■ GOAL:
Images appear in the records below; leave them out and repeat everything else exactly.

####################

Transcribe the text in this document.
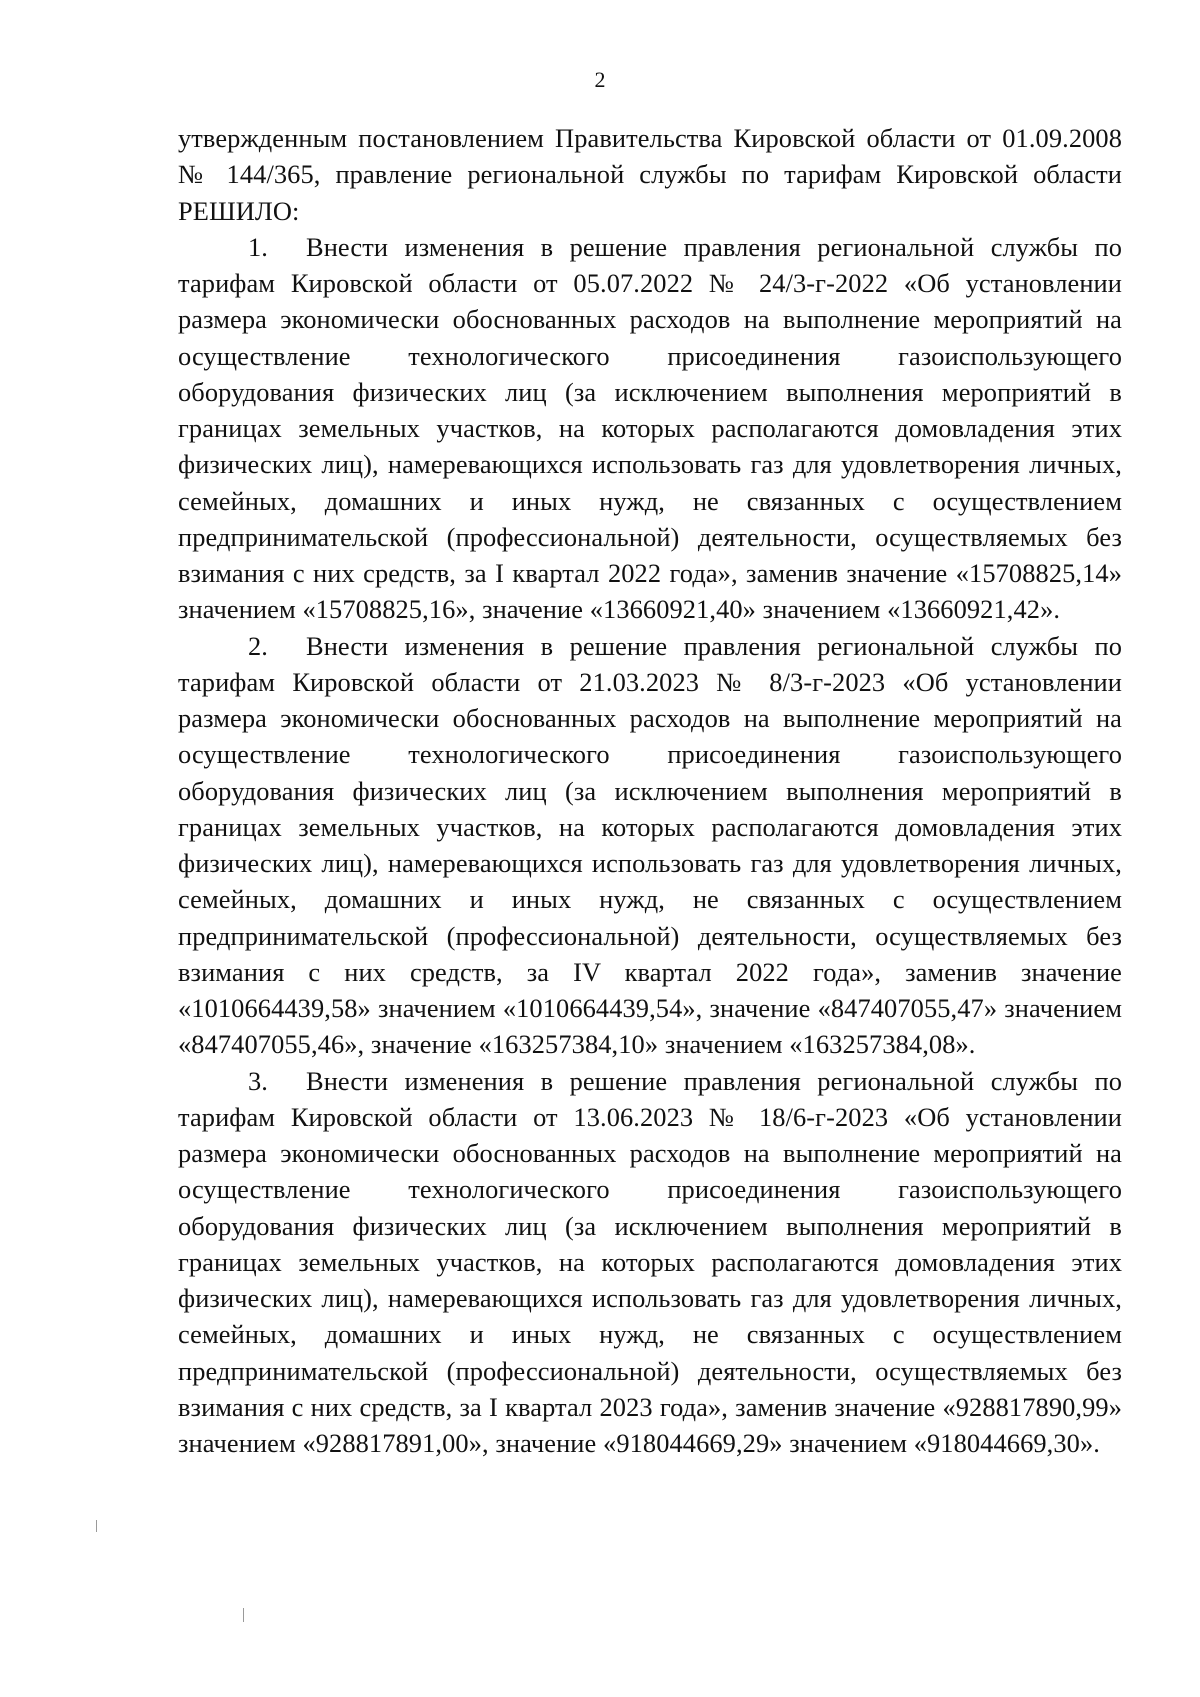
2

утвержденным постановлением Правительства Кировской области от 01.09.2008 № 144/365, правление региональной службы по тарифам Кировской области РЕШИЛО:

1. Внести изменения в решение правления региональной службы по тарифам Кировской области от 05.07.2022 № 24/3-г-2022 «Об установлении размера экономически обоснованных расходов на выполнение мероприятий на осуществление технологического присоединения газоиспользующего оборудования физических лиц (за исключением выполнения мероприятий в границах земельных участков, на которых располагаются домовладения этих физических лиц), намеревающихся использовать газ для удовлетворения личных, семейных, домашних и иных нужд, не связанных с осуществлением предпринимательской (профессиональной) деятельности, осуществляемых без взимания с них средств, за I квартал 2022 года», заменив значение «15708825,14» значением «15708825,16», значение «13660921,40» значением «13660921,42».

2. Внести изменения в решение правления региональной службы по тарифам Кировской области от 21.03.2023 № 8/3-г-2023 «Об установлении размера экономически обоснованных расходов на выполнение мероприятий на осуществление технологического присоединения газоиспользующего оборудования физических лиц (за исключением выполнения мероприятий в границах земельных участков, на которых располагаются домовладения этих физических лиц), намеревающихся использовать газ для удовлетворения личных, семейных, домашних и иных нужд, не связанных с осуществлением предпринимательской (профессиональной) деятельности, осуществляемых без взимания с них средств, за IV квартал 2022 года», заменив значение «1010664439,58» значением «1010664439,54», значение «847407055,47» значением «847407055,46», значение «163257384,10» значением «163257384,08».

3. Внести изменения в решение правления региональной службы по тарифам Кировской области от 13.06.2023 № 18/6-г-2023 «Об установлении размера экономически обоснованных расходов на выполнение мероприятий на осуществление технологического присоединения газоиспользующего оборудования физических лиц (за исключением выполнения мероприятий в границах земельных участков, на которых располагаются домовладения этих физических лиц), намеревающихся использовать газ для удовлетворения личных, семейных, домашних и иных нужд, не связанных с осуществлением предпринимательской (профессиональной) деятельности, осуществляемых без взимания с них средств, за I квартал 2023 года», заменив значение «928817890,99» значением «928817891,00», значение «918044669,29» значением «918044669,30».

####################

■ RESPONSE TO THIS TASK:
Transcribe the text in this document.
2

утвержденным постановлением Правительства Кировской области от 01.09.2008 № 144/365, правление региональной службы по тарифам Кировской области РЕШИЛО:

1. Внести изменения в решение правления региональной службы по тарифам Кировской области от 05.07.2022 № 24/3-г-2022 «Об установлении размера экономически обоснованных расходов на выполнение мероприятий на осуществление технологического присоединения газоиспользующего оборудования физических лиц (за исключением выполнения мероприятий в границах земельных участков, на которых располагаются домовладения этих физических лиц), намеревающихся использовать газ для удовлетворения личных, семейных, домашних и иных нужд, не связанных с осуществлением предпринимательской (профессиональной) деятельности, осуществляемых без взимания с них средств, за I квартал 2022 года», заменив значение «15708825,14» значением «15708825,16», значение «13660921,40» значением «13660921,42».

2. Внести изменения в решение правления региональной службы по тарифам Кировской области от 21.03.2023 № 8/3-г-2023 «Об установлении размера экономически обоснованных расходов на выполнение мероприятий на осуществление технологического присоединения газоиспользующего оборудования физических лиц (за исключением выполнения мероприятий в границах земельных участков, на которых располагаются домовладения этих физических лиц), намеревающихся использовать газ для удовлетворения личных, семейных, домашних и иных нужд, не связанных с осуществлением предпринимательской (профессиональной) деятельности, осуществляемых без взимания с них средств, за IV квартал 2022 года», заменив значение «1010664439,58» значением «1010664439,54», значение «847407055,47» значением «847407055,46», значение «163257384,10» значением «163257384,08».

3. Внести изменения в решение правления региональной службы по тарифам Кировской области от 13.06.2023 № 18/6-г-2023 «Об установлении размера экономически обоснованных расходов на выполнение мероприятий на осуществление технологического присоединения газоиспользующего оборудования физических лиц (за исключением выполнения мероприятий в границах земельных участков, на которых располагаются домовладения этих физических лиц), намеревающихся использовать газ для удовлетворения личных, семейных, домашних и иных нужд, не связанных с осуществлением предпринимательской (профессиональной) деятельности, осуществляемых без взимания с них средств, за I квартал 2023 года», заменив значение «928817890,99» значением «928817891,00», значение «918044669,29» значением «918044669,30».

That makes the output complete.